start
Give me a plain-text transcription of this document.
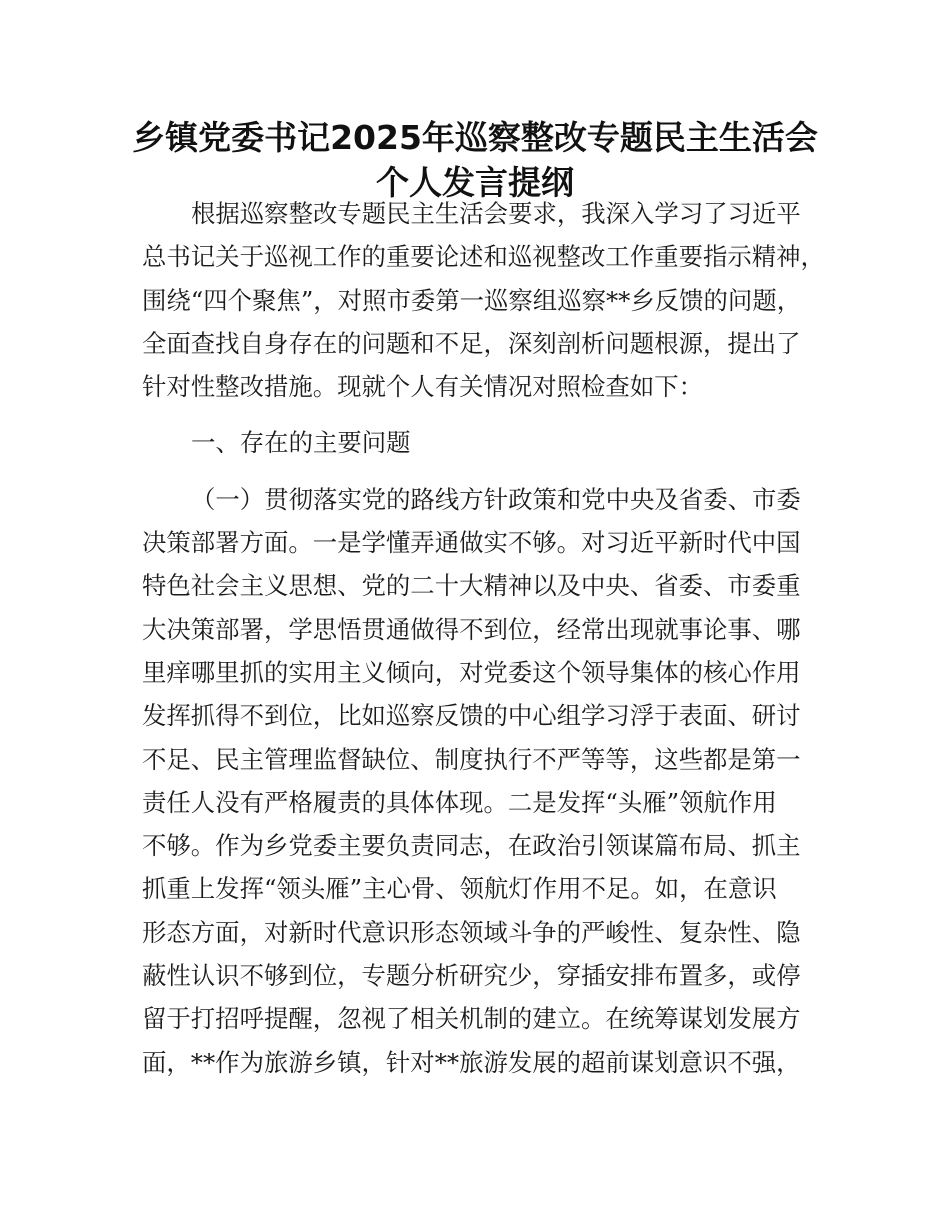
乡镇党委书记2025年巡察整改专题民主生活会
个人发言提纲
根据巡察整改专题民主生活会要求，我深入学习了习近平
总书记关于巡视工作的重要论述和巡视整改工作重要指示精神，
围绕“四个聚焦”，对照市委第一巡察组巡察**乡反馈的问题，
全面查找自身存在的问题和不足，深刻剖析问题根源，提出了
针对性整改措施。现就个人有关情况对照检查如下：
一、存在的主要问题
（一）贯彻落实党的路线方针政策和党中央及省委、市委
决策部署方面。一是学懂弄通做实不够。对习近平新时代中国
特色社会主义思想、党的二十大精神以及中央、省委、市委重
大决策部署，学思悟贯通做得不到位，经常出现就事论事、哪
里痒哪里抓的实用主义倾向，对党委这个领导集体的核心作用
发挥抓得不到位，比如巡察反馈的中心组学习浮于表面、研讨
不足、民主管理监督缺位、制度执行不严等等，这些都是第一
责任人没有严格履责的具体体现。二是发挥“头雁”领航作用
不够。作为乡党委主要负责同志，在政治引领谋篇布局、抓主
抓重上发挥“领头雁”主心骨、领航灯作用不足。如，在意识
形态方面，对新时代意识形态领域斗争的严峻性、复杂性、隐
蔽性认识不够到位，专题分析研究少，穿插安排布置多，或停
留于打招呼提醒，忽视了相关机制的建立。在统筹谋划发展方
面，**作为旅游乡镇，针对**旅游发展的超前谋划意识不强，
end
Print all of the entries word for word. Skip any images they contain.

Solution for this problem:
Give me a plain-text transcription of this document.
乡镇党委书记2025年巡察整改专题民主生活会
个人发言提纲
根据巡察整改专题民主生活会要求，我深入学习了习近平
总书记关于巡视工作的重要论述和巡视整改工作重要指示精神，
围绕“四个聚焦”，对照市委第一巡察组巡察**乡反馈的问题，
全面查找自身存在的问题和不足，深刻剖析问题根源，提出了
针对性整改措施。现就个人有关情况对照检查如下：
一、存在的主要问题
（一）贯彻落实党的路线方针政策和党中央及省委、市委
决策部署方面。一是学懂弄通做实不够。对习近平新时代中国
特色社会主义思想、党的二十大精神以及中央、省委、市委重
大决策部署，学思悟贯通做得不到位，经常出现就事论事、哪
里痒哪里抓的实用主义倾向，对党委这个领导集体的核心作用
发挥抓得不到位，比如巡察反馈的中心组学习浮于表面、研讨
不足、民主管理监督缺位、制度执行不严等等，这些都是第一
责任人没有严格履责的具体体现。二是发挥“头雁”领航作用
不够。作为乡党委主要负责同志，在政治引领谋篇布局、抓主
抓重上发挥“领头雁”主心骨、领航灯作用不足。如，在意识
形态方面，对新时代意识形态领域斗争的严峻性、复杂性、隐
蔽性认识不够到位，专题分析研究少，穿插安排布置多，或停
留于打招呼提醒，忽视了相关机制的建立。在统筹谋划发展方
面，**作为旅游乡镇，针对**旅游发展的超前谋划意识不强，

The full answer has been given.